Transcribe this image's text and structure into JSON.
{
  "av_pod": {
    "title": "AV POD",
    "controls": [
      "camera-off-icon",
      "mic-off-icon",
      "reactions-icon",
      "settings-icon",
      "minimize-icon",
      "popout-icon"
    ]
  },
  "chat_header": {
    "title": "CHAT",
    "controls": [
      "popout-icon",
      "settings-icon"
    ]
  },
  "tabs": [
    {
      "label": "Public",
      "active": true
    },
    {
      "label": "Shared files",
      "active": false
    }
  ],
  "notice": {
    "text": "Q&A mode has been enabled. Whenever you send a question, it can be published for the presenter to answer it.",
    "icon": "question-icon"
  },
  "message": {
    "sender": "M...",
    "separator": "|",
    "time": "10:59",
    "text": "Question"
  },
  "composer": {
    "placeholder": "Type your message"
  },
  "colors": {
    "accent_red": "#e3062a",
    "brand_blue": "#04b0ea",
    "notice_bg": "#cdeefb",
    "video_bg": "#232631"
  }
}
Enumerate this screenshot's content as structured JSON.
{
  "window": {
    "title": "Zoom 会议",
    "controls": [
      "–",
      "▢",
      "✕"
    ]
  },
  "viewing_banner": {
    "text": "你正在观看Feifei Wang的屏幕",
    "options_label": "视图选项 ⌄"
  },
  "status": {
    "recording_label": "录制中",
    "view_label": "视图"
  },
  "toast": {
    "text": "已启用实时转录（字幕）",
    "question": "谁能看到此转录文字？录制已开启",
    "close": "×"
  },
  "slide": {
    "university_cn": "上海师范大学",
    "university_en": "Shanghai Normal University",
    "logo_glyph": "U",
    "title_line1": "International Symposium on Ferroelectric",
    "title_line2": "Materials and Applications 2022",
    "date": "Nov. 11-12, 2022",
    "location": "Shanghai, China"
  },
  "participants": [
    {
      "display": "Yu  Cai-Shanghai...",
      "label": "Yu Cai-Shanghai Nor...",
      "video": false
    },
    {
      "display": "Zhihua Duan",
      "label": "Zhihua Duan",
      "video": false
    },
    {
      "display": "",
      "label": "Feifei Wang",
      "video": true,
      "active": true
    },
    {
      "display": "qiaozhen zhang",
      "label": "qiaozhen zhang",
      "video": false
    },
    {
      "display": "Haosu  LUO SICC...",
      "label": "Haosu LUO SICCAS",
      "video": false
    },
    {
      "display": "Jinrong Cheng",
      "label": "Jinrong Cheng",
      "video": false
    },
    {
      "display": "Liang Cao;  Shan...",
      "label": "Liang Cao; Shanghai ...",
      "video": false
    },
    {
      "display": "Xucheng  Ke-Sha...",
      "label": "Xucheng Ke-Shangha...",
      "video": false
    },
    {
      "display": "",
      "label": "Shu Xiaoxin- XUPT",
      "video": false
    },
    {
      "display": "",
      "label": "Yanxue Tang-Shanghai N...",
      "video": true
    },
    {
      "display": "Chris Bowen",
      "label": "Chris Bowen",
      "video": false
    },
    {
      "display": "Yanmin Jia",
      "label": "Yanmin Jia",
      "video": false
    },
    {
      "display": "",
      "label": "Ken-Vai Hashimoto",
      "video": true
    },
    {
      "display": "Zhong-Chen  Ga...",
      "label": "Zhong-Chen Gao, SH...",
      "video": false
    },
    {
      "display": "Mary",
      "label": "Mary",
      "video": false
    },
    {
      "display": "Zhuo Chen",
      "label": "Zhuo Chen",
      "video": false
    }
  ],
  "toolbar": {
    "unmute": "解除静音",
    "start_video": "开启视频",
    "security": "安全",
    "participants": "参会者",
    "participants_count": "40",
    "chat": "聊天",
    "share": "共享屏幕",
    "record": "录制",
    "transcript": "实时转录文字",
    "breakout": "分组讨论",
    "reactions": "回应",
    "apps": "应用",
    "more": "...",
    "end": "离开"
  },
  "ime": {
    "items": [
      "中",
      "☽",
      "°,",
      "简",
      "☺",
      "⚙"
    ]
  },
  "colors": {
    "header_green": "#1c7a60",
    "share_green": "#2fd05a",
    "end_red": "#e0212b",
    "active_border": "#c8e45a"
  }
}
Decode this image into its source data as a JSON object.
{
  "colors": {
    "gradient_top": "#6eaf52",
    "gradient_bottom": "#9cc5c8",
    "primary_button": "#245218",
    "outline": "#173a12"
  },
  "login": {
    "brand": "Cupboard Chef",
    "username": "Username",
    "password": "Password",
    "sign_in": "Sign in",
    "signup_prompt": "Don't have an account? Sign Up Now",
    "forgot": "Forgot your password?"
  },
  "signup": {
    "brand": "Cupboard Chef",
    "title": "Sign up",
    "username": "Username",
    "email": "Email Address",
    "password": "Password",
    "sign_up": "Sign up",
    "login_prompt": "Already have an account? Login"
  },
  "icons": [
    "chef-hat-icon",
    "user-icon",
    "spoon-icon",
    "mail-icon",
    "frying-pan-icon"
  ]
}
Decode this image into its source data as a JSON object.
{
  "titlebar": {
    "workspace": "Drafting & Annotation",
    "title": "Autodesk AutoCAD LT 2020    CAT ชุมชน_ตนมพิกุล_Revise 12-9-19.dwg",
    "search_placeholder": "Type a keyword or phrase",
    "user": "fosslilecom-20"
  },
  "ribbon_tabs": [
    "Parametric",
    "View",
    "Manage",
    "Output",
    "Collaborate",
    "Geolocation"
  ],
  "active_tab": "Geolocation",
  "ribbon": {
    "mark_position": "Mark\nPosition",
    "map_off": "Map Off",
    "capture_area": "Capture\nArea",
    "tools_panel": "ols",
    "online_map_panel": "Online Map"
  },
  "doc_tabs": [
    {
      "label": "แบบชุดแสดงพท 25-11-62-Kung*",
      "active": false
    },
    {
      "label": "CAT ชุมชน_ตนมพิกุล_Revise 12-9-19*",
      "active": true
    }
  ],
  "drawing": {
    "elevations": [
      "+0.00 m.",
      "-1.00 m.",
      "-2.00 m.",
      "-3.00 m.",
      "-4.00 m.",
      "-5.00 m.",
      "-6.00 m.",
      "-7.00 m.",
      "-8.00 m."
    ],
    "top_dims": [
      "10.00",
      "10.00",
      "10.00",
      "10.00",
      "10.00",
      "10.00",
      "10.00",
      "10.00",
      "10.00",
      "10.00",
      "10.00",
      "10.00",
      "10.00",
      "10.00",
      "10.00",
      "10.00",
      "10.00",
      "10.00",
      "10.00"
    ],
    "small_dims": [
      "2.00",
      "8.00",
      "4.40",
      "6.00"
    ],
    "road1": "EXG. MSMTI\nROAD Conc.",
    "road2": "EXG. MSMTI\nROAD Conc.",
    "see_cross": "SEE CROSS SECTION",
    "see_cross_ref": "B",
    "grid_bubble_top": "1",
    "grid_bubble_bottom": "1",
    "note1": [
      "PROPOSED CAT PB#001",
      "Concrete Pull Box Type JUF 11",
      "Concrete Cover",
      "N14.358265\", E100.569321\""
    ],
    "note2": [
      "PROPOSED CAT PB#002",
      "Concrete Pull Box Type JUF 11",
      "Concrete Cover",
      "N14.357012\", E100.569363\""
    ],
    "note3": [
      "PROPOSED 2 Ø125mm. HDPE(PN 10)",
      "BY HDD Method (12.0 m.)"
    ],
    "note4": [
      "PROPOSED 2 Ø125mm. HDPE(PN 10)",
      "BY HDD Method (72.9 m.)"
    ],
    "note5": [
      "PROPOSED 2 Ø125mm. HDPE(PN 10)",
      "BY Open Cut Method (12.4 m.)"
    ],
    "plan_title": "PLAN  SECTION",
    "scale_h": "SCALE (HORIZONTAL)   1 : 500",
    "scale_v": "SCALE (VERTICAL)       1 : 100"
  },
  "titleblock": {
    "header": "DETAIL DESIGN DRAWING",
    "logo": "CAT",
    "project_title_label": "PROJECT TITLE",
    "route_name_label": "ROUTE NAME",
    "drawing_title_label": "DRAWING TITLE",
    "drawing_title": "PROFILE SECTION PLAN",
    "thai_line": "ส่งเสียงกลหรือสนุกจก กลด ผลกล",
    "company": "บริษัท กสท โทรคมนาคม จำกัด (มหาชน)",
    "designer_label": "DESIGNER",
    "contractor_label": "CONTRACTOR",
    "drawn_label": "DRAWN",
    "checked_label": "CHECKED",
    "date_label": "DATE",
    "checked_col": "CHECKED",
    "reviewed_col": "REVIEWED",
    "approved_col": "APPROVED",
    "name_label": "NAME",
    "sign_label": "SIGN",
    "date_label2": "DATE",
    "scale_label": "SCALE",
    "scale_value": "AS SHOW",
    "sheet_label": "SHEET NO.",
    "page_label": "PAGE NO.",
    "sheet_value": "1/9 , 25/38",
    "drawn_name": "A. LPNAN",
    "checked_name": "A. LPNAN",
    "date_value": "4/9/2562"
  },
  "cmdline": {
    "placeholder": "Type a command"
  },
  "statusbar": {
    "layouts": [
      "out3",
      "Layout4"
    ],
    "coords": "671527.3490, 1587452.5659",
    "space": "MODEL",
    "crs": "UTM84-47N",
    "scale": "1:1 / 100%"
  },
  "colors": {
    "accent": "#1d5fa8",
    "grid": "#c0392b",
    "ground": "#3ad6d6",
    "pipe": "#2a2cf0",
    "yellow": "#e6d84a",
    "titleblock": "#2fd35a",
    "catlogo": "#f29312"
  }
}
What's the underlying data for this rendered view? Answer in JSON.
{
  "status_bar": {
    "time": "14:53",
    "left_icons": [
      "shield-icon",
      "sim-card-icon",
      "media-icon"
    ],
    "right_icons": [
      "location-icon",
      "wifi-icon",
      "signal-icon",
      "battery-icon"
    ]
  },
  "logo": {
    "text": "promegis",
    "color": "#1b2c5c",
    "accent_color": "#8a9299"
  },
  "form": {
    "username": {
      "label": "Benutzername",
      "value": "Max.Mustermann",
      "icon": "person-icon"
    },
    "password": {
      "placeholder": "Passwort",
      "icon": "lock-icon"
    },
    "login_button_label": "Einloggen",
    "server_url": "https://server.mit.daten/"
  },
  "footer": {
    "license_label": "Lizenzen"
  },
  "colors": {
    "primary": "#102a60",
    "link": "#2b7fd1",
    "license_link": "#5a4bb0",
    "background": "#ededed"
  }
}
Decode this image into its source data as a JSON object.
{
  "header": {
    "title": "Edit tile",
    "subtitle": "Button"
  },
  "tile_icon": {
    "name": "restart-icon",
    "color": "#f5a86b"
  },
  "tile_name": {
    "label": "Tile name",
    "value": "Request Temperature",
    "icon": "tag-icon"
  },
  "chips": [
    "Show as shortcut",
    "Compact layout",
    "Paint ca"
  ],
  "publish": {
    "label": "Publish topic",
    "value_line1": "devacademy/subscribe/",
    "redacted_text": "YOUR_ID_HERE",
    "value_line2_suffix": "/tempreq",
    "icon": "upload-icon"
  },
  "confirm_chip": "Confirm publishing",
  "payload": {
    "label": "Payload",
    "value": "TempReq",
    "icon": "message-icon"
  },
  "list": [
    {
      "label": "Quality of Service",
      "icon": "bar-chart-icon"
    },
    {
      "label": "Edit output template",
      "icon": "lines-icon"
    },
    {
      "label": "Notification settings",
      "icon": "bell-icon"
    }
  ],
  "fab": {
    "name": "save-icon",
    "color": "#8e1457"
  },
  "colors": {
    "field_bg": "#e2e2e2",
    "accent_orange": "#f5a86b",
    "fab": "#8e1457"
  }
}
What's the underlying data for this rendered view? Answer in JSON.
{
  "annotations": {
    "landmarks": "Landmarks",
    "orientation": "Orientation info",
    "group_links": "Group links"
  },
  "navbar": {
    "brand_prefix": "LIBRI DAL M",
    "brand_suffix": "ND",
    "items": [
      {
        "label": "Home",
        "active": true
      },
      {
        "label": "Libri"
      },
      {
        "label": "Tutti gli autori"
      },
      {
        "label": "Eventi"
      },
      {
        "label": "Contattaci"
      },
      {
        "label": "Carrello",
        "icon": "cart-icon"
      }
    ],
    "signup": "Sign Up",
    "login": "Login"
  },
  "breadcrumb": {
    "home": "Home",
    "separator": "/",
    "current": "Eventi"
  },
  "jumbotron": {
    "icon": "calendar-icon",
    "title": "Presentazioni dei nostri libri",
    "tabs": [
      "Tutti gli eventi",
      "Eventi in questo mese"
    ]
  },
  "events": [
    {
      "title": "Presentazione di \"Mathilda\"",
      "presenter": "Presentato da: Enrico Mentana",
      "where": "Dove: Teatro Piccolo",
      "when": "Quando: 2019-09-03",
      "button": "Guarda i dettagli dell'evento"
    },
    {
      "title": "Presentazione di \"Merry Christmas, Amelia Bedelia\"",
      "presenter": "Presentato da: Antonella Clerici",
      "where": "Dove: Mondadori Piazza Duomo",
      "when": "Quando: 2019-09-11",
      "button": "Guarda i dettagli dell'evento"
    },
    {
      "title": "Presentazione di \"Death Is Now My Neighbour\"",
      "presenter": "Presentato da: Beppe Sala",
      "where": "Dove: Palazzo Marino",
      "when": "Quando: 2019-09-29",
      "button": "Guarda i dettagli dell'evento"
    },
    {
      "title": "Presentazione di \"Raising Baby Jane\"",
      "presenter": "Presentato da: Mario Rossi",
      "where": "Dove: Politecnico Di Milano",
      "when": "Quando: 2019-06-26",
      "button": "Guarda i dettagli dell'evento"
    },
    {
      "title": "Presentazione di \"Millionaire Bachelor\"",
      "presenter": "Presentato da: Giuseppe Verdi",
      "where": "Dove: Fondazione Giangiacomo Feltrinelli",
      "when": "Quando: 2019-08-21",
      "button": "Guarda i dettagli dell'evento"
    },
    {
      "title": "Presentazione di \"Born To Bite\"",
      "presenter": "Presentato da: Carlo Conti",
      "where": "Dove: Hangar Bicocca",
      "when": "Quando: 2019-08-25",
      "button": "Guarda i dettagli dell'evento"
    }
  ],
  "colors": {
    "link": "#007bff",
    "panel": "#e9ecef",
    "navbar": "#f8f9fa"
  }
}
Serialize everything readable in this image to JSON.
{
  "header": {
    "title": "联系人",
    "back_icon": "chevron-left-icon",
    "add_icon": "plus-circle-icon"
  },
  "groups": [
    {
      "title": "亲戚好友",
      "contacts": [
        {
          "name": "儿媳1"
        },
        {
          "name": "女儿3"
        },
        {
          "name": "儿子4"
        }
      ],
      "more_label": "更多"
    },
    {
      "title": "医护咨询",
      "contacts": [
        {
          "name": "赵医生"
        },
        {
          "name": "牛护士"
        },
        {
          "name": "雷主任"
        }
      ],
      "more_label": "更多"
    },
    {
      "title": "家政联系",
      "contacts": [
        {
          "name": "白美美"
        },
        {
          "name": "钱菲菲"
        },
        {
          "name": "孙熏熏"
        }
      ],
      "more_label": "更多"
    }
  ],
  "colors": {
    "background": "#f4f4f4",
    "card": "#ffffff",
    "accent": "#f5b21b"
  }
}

# # #

Task details:
Find how many lines of the entries contain "Xucheng". Respond with the number only.

Task answer:
2